**WORK INSTRUCTIONS**
Repeat, exactly and in full, the lines of the listing below, but without any pictures.

**INPUT FOR THIS TASK**
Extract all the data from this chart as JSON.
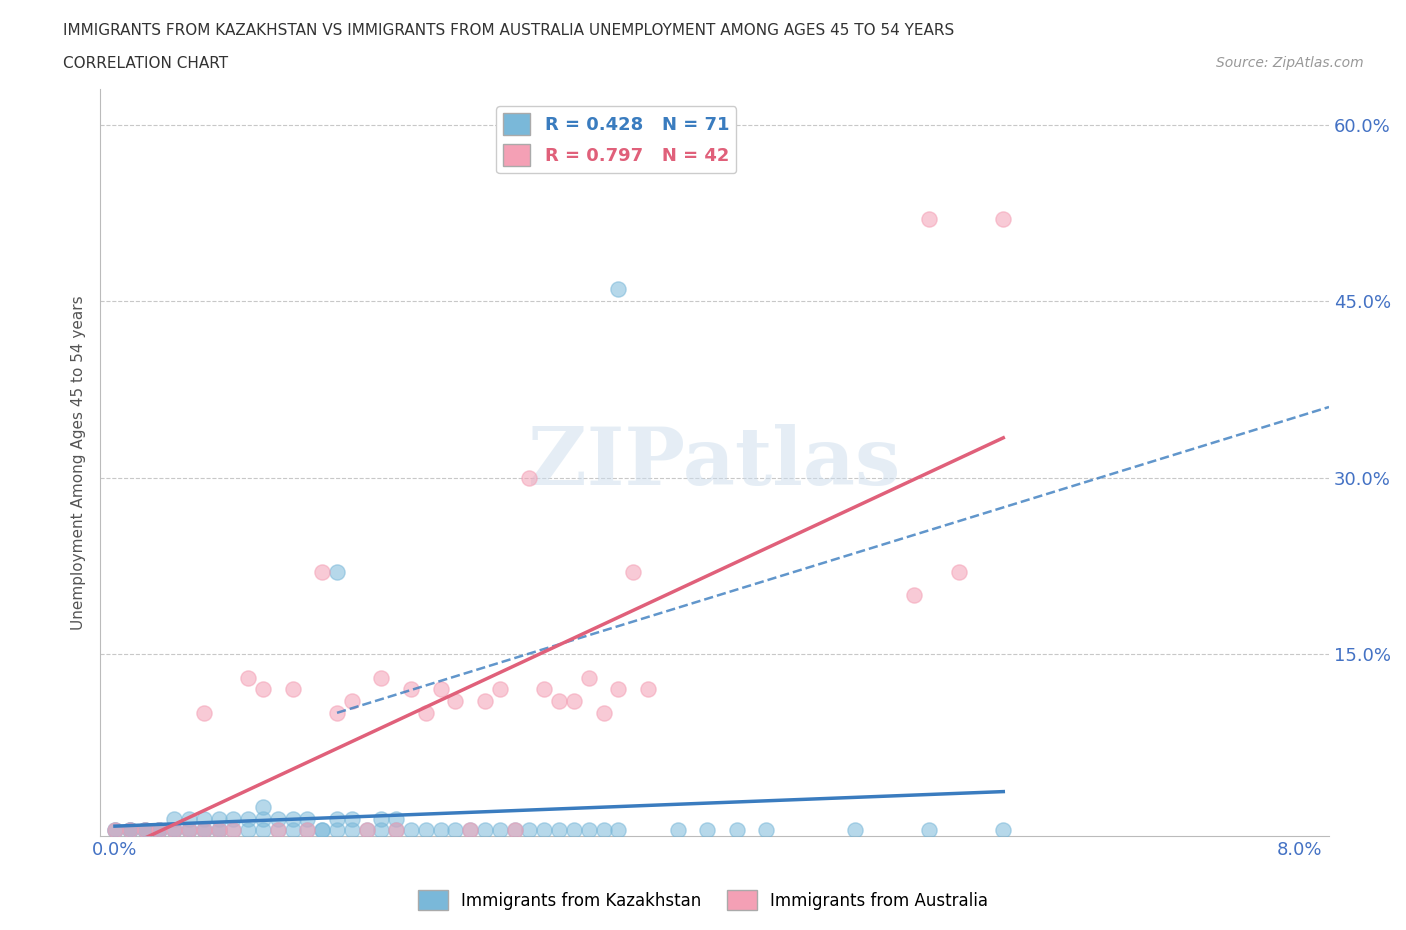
{
  "title_line1": "IMMIGRANTS FROM KAZAKHSTAN VS IMMIGRANTS FROM AUSTRALIA UNEMPLOYMENT AMONG AGES 45 TO 54 YEARS",
  "title_line2": "CORRELATION CHART",
  "source_text": "Source: ZipAtlas.com",
  "ylabel": "Unemployment Among Ages 45 to 54 years",
  "xlim": [
    -0.001,
    0.082
  ],
  "ylim": [
    -0.005,
    0.63
  ],
  "xticks": [
    0.0,
    0.08
  ],
  "xticklabels": [
    "0.0%",
    "8.0%"
  ],
  "yticks": [
    0.15,
    0.3,
    0.45,
    0.6
  ],
  "yticklabels": [
    "15.0%",
    "30.0%",
    "45.0%",
    "60.0%"
  ],
  "kaz_color": "#7ab8d9",
  "aus_color": "#f4a0b5",
  "kaz_line_color": "#3a7cbf",
  "aus_line_color": "#e0607a",
  "kaz_R": 0.428,
  "kaz_N": 71,
  "aus_R": 0.797,
  "aus_N": 42,
  "background_color": "#ffffff",
  "grid_color": "#c8c8c8",
  "tick_label_color": "#4472c4",
  "kaz_scatter": [
    [
      0.0,
      0.0
    ],
    [
      0.0,
      0.0
    ],
    [
      0.001,
      0.0
    ],
    [
      0.001,
      0.0
    ],
    [
      0.001,
      0.0
    ],
    [
      0.002,
      0.0
    ],
    [
      0.002,
      0.0
    ],
    [
      0.002,
      0.0
    ],
    [
      0.003,
      0.0
    ],
    [
      0.003,
      0.0
    ],
    [
      0.003,
      0.0
    ],
    [
      0.004,
      0.0
    ],
    [
      0.004,
      0.0
    ],
    [
      0.004,
      0.01
    ],
    [
      0.005,
      0.0
    ],
    [
      0.005,
      0.0
    ],
    [
      0.005,
      0.01
    ],
    [
      0.006,
      0.0
    ],
    [
      0.006,
      0.0
    ],
    [
      0.006,
      0.01
    ],
    [
      0.007,
      0.0
    ],
    [
      0.007,
      0.0
    ],
    [
      0.007,
      0.01
    ],
    [
      0.008,
      0.0
    ],
    [
      0.008,
      0.01
    ],
    [
      0.009,
      0.0
    ],
    [
      0.009,
      0.01
    ],
    [
      0.01,
      0.0
    ],
    [
      0.01,
      0.01
    ],
    [
      0.01,
      0.02
    ],
    [
      0.011,
      0.0
    ],
    [
      0.011,
      0.01
    ],
    [
      0.012,
      0.0
    ],
    [
      0.012,
      0.01
    ],
    [
      0.013,
      0.0
    ],
    [
      0.013,
      0.01
    ],
    [
      0.014,
      0.0
    ],
    [
      0.014,
      0.0
    ],
    [
      0.015,
      0.0
    ],
    [
      0.015,
      0.01
    ],
    [
      0.016,
      0.0
    ],
    [
      0.016,
      0.01
    ],
    [
      0.017,
      0.0
    ],
    [
      0.018,
      0.0
    ],
    [
      0.018,
      0.01
    ],
    [
      0.019,
      0.0
    ],
    [
      0.019,
      0.01
    ],
    [
      0.02,
      0.0
    ],
    [
      0.021,
      0.0
    ],
    [
      0.022,
      0.0
    ],
    [
      0.023,
      0.0
    ],
    [
      0.024,
      0.0
    ],
    [
      0.025,
      0.0
    ],
    [
      0.026,
      0.0
    ],
    [
      0.027,
      0.0
    ],
    [
      0.028,
      0.0
    ],
    [
      0.029,
      0.0
    ],
    [
      0.03,
      0.0
    ],
    [
      0.031,
      0.0
    ],
    [
      0.032,
      0.0
    ],
    [
      0.033,
      0.0
    ],
    [
      0.034,
      0.0
    ],
    [
      0.015,
      0.22
    ],
    [
      0.034,
      0.46
    ],
    [
      0.038,
      0.0
    ],
    [
      0.04,
      0.0
    ],
    [
      0.042,
      0.0
    ],
    [
      0.044,
      0.0
    ],
    [
      0.05,
      0.0
    ],
    [
      0.055,
      0.0
    ],
    [
      0.06,
      0.0
    ]
  ],
  "aus_scatter": [
    [
      0.0,
      0.0
    ],
    [
      0.001,
      0.0
    ],
    [
      0.002,
      0.0
    ],
    [
      0.003,
      0.0
    ],
    [
      0.004,
      0.0
    ],
    [
      0.005,
      0.0
    ],
    [
      0.006,
      0.0
    ],
    [
      0.006,
      0.1
    ],
    [
      0.007,
      0.0
    ],
    [
      0.008,
      0.0
    ],
    [
      0.009,
      0.13
    ],
    [
      0.01,
      0.12
    ],
    [
      0.011,
      0.0
    ],
    [
      0.012,
      0.12
    ],
    [
      0.013,
      0.0
    ],
    [
      0.014,
      0.22
    ],
    [
      0.015,
      0.1
    ],
    [
      0.016,
      0.11
    ],
    [
      0.017,
      0.0
    ],
    [
      0.018,
      0.13
    ],
    [
      0.019,
      0.0
    ],
    [
      0.02,
      0.12
    ],
    [
      0.021,
      0.1
    ],
    [
      0.022,
      0.12
    ],
    [
      0.023,
      0.11
    ],
    [
      0.024,
      0.0
    ],
    [
      0.025,
      0.11
    ],
    [
      0.026,
      0.12
    ],
    [
      0.027,
      0.0
    ],
    [
      0.028,
      0.3
    ],
    [
      0.029,
      0.12
    ],
    [
      0.03,
      0.11
    ],
    [
      0.031,
      0.11
    ],
    [
      0.032,
      0.13
    ],
    [
      0.033,
      0.1
    ],
    [
      0.034,
      0.12
    ],
    [
      0.035,
      0.22
    ],
    [
      0.036,
      0.12
    ],
    [
      0.054,
      0.2
    ],
    [
      0.057,
      0.22
    ],
    [
      0.055,
      0.52
    ],
    [
      0.06,
      0.52
    ]
  ]
}
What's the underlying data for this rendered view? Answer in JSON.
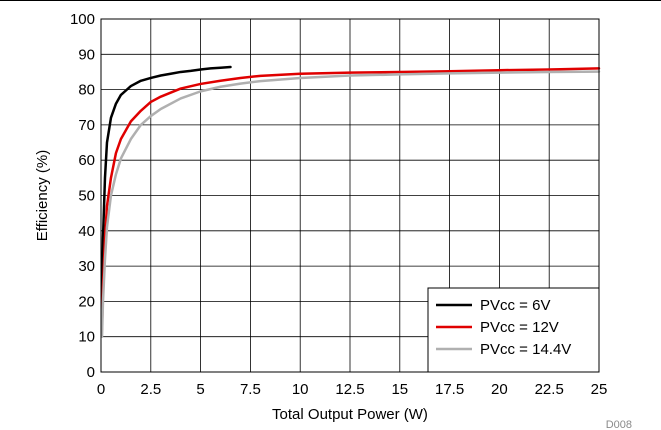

**COMPLETE RESPONSE**
Extract all the data from this chart as JSON.
{
  "title_line1": "IMMIGRANTS FROM KAZAKHSTAN VS IMMIGRANTS FROM AUSTRALIA UNEMPLOYMENT AMONG AGES 45 TO 54 YEARS",
  "title_line2": "CORRELATION CHART",
  "source_text": "Source: ZipAtlas.com",
  "ylabel": "Unemployment Among Ages 45 to 54 years",
  "xlim": [
    -0.001,
    0.082
  ],
  "ylim": [
    -0.005,
    0.63
  ],
  "xticks": [
    0.0,
    0.08
  ],
  "xticklabels": [
    "0.0%",
    "8.0%"
  ],
  "yticks": [
    0.15,
    0.3,
    0.45,
    0.6
  ],
  "yticklabels": [
    "15.0%",
    "30.0%",
    "45.0%",
    "60.0%"
  ],
  "kaz_color": "#7ab8d9",
  "aus_color": "#f4a0b5",
  "kaz_line_color": "#3a7cbf",
  "aus_line_color": "#e0607a",
  "kaz_R": 0.428,
  "kaz_N": 71,
  "aus_R": 0.797,
  "aus_N": 42,
  "background_color": "#ffffff",
  "grid_color": "#c8c8c8",
  "tick_label_color": "#4472c4",
  "kaz_scatter": [
    [
      0.0,
      0.0
    ],
    [
      0.0,
      0.0
    ],
    [
      0.001,
      0.0
    ],
    [
      0.001,
      0.0
    ],
    [
      0.001,
      0.0
    ],
    [
      0.002,
      0.0
    ],
    [
      0.002,
      0.0
    ],
    [
      0.002,
      0.0
    ],
    [
      0.003,
      0.0
    ],
    [
      0.003,
      0.0
    ],
    [
      0.003,
      0.0
    ],
    [
      0.004,
      0.0
    ],
    [
      0.004,
      0.0
    ],
    [
      0.004,
      0.01
    ],
    [
      0.005,
      0.0
    ],
    [
      0.005,
      0.0
    ],
    [
      0.005,
      0.01
    ],
    [
      0.006,
      0.0
    ],
    [
      0.006,
      0.0
    ],
    [
      0.006,
      0.01
    ],
    [
      0.007,
      0.0
    ],
    [
      0.007,
      0.0
    ],
    [
      0.007,
      0.01
    ],
    [
      0.008,
      0.0
    ],
    [
      0.008,
      0.01
    ],
    [
      0.009,
      0.0
    ],
    [
      0.009,
      0.01
    ],
    [
      0.01,
      0.0
    ],
    [
      0.01,
      0.01
    ],
    [
      0.01,
      0.02
    ],
    [
      0.011,
      0.0
    ],
    [
      0.011,
      0.01
    ],
    [
      0.012,
      0.0
    ],
    [
      0.012,
      0.01
    ],
    [
      0.013,
      0.0
    ],
    [
      0.013,
      0.01
    ],
    [
      0.014,
      0.0
    ],
    [
      0.014,
      0.0
    ],
    [
      0.015,
      0.0
    ],
    [
      0.015,
      0.01
    ],
    [
      0.016,
      0.0
    ],
    [
      0.016,
      0.01
    ],
    [
      0.017,
      0.0
    ],
    [
      0.018,
      0.0
    ],
    [
      0.018,
      0.01
    ],
    [
      0.019,
      0.0
    ],
    [
      0.019,
      0.01
    ],
    [
      0.02,
      0.0
    ],
    [
      0.021,
      0.0
    ],
    [
      0.022,
      0.0
    ],
    [
      0.023,
      0.0
    ],
    [
      0.024,
      0.0
    ],
    [
      0.025,
      0.0
    ],
    [
      0.026,
      0.0
    ],
    [
      0.027,
      0.0
    ],
    [
      0.028,
      0.0
    ],
    [
      0.029,
      0.0
    ],
    [
      0.03,
      0.0
    ],
    [
      0.031,
      0.0
    ],
    [
      0.032,
      0.0
    ],
    [
      0.033,
      0.0
    ],
    [
      0.034,
      0.0
    ],
    [
      0.015,
      0.22
    ],
    [
      0.034,
      0.46
    ],
    [
      0.038,
      0.0
    ],
    [
      0.04,
      0.0
    ],
    [
      0.042,
      0.0
    ],
    [
      0.044,
      0.0
    ],
    [
      0.05,
      0.0
    ],
    [
      0.055,
      0.0
    ],
    [
      0.06,
      0.0
    ]
  ],
  "aus_scatter": [
    [
      0.0,
      0.0
    ],
    [
      0.001,
      0.0
    ],
    [
      0.002,
      0.0
    ],
    [
      0.003,
      0.0
    ],
    [
      0.004,
      0.0
    ],
    [
      0.005,
      0.0
    ],
    [
      0.006,
      0.0
    ],
    [
      0.006,
      0.1
    ],
    [
      0.007,
      0.0
    ],
    [
      0.008,
      0.0
    ],
    [
      0.009,
      0.13
    ],
    [
      0.01,
      0.12
    ],
    [
      0.011,
      0.0
    ],
    [
      0.012,
      0.12
    ],
    [
      0.013,
      0.0
    ],
    [
      0.014,
      0.22
    ],
    [
      0.015,
      0.1
    ],
    [
      0.016,
      0.11
    ],
    [
      0.017,
      0.0
    ],
    [
      0.018,
      0.13
    ],
    [
      0.019,
      0.0
    ],
    [
      0.02,
      0.12
    ],
    [
      0.021,
      0.1
    ],
    [
      0.022,
      0.12
    ],
    [
      0.023,
      0.11
    ],
    [
      0.024,
      0.0
    ],
    [
      0.025,
      0.11
    ],
    [
      0.026,
      0.12
    ],
    [
      0.027,
      0.0
    ],
    [
      0.028,
      0.3
    ],
    [
      0.029,
      0.12
    ],
    [
      0.03,
      0.11
    ],
    [
      0.031,
      0.11
    ],
    [
      0.032,
      0.13
    ],
    [
      0.033,
      0.1
    ],
    [
      0.034,
      0.12
    ],
    [
      0.035,
      0.22
    ],
    [
      0.036,
      0.12
    ],
    [
      0.054,
      0.2
    ],
    [
      0.057,
      0.22
    ],
    [
      0.055,
      0.52
    ],
    [
      0.06,
      0.52
    ]
  ]
}
What's the underlying data for this rendered view? Answer in JSON.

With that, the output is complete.